# [What to do]
Every record here should be printed again exactly.

# [Stored data]
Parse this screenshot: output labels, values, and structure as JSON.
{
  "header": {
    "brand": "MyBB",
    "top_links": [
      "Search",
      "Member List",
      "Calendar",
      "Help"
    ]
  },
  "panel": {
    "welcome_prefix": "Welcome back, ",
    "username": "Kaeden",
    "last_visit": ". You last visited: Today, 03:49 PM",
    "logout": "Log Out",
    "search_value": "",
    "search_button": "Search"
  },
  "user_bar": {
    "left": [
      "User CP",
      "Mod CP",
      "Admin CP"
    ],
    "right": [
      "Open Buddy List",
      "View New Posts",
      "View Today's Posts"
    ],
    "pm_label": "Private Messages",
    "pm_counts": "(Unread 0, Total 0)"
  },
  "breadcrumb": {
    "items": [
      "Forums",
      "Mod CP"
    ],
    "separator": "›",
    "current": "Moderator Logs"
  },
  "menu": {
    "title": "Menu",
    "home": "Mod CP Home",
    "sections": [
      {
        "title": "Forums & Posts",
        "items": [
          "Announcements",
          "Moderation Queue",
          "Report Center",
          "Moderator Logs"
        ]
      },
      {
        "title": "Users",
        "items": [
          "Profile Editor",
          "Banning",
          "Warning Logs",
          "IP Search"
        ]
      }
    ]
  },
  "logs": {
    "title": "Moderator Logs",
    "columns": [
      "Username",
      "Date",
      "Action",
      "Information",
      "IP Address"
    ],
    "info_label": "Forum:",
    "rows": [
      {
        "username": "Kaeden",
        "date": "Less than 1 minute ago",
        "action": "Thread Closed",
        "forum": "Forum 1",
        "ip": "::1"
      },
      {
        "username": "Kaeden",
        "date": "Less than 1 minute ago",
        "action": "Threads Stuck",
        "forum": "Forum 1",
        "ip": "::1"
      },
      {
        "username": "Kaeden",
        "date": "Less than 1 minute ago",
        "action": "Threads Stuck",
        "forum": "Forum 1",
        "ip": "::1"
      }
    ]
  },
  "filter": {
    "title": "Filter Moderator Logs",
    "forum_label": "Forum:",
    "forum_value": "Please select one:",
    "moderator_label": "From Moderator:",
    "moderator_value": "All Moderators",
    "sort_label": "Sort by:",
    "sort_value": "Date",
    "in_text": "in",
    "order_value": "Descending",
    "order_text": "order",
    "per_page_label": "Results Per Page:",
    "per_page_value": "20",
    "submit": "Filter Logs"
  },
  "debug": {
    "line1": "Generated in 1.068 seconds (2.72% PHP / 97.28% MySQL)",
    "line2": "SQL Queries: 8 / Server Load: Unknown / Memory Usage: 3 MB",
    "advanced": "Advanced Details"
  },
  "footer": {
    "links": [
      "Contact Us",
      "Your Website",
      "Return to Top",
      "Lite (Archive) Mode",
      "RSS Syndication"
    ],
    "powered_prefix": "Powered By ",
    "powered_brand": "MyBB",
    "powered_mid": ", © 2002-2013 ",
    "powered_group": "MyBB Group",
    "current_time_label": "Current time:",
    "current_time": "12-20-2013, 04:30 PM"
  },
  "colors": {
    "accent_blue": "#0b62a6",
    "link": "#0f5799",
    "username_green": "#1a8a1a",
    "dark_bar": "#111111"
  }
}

# [Complete response]
Parse this screenshot: output labels, values, and structure as JSON.
{
  "header": {
    "brand": "MyBB",
    "top_links": [
      "Search",
      "Member List",
      "Calendar",
      "Help"
    ]
  },
  "panel": {
    "welcome_prefix": "Welcome back, ",
    "username": "Kaeden",
    "last_visit": ". You last visited: Today, 03:49 PM",
    "logout": "Log Out",
    "search_value": "",
    "search_button": "Search"
  },
  "user_bar": {
    "left": [
      "User CP",
      "Mod CP",
      "Admin CP"
    ],
    "right": [
      "Open Buddy List",
      "View New Posts",
      "View Today's Posts"
    ],
    "pm_label": "Private Messages",
    "pm_counts": "(Unread 0, Total 0)"
  },
  "breadcrumb": {
    "items": [
      "Forums",
      "Mod CP"
    ],
    "separator": "›",
    "current": "Moderator Logs"
  },
  "menu": {
    "title": "Menu",
    "home": "Mod CP Home",
    "sections": [
      {
        "title": "Forums & Posts",
        "items": [
          "Announcements",
          "Moderation Queue",
          "Report Center",
          "Moderator Logs"
        ]
      },
      {
        "title": "Users",
        "items": [
          "Profile Editor",
          "Banning",
          "Warning Logs",
          "IP Search"
        ]
      }
    ]
  },
  "logs": {
    "title": "Moderator Logs",
    "columns": [
      "Username",
      "Date",
      "Action",
      "Information",
      "IP Address"
    ],
    "info_label": "Forum:",
    "rows": [
      {
        "username": "Kaeden",
        "date": "Less than 1 minute ago",
        "action": "Thread Closed",
        "forum": "Forum 1",
        "ip": "::1"
      },
      {
        "username": "Kaeden",
        "date": "Less than 1 minute ago",
        "action": "Threads Stuck",
        "forum": "Forum 1",
        "ip": "::1"
      },
      {
        "username": "Kaeden",
        "date": "Less than 1 minute ago",
        "action": "Threads Stuck",
        "forum": "Forum 1",
        "ip": "::1"
      }
    ]
  },
  "filter": {
    "title": "Filter Moderator Logs",
    "forum_label": "Forum:",
    "forum_value": "Please select one:",
    "moderator_label": "From Moderator:",
    "moderator_value": "All Moderators",
    "sort_label": "Sort by:",
    "sort_value": "Date",
    "in_text": "in",
    "order_value": "Descending",
    "order_text": "order",
    "per_page_label": "Results Per Page:",
    "per_page_value": "20",
    "submit": "Filter Logs"
  },
  "debug": {
    "line1": "Generated in 1.068 seconds (2.72% PHP / 97.28% MySQL)",
    "line2": "SQL Queries: 8 / Server Load: Unknown / Memory Usage: 3 MB",
    "advanced": "Advanced Details"
  },
  "footer": {
    "links": [
      "Contact Us",
      "Your Website",
      "Return to Top",
      "Lite (Archive) Mode",
      "RSS Syndication"
    ],
    "powered_prefix": "Powered By ",
    "powered_brand": "MyBB",
    "powered_mid": ", © 2002-2013 ",
    "powered_group": "MyBB Group",
    "current_time_label": "Current time:",
    "current_time": "12-20-2013, 04:30 PM"
  },
  "colors": {
    "accent_blue": "#0b62a6",
    "link": "#0f5799",
    "username_green": "#1a8a1a",
    "dark_bar": "#111111"
  }
}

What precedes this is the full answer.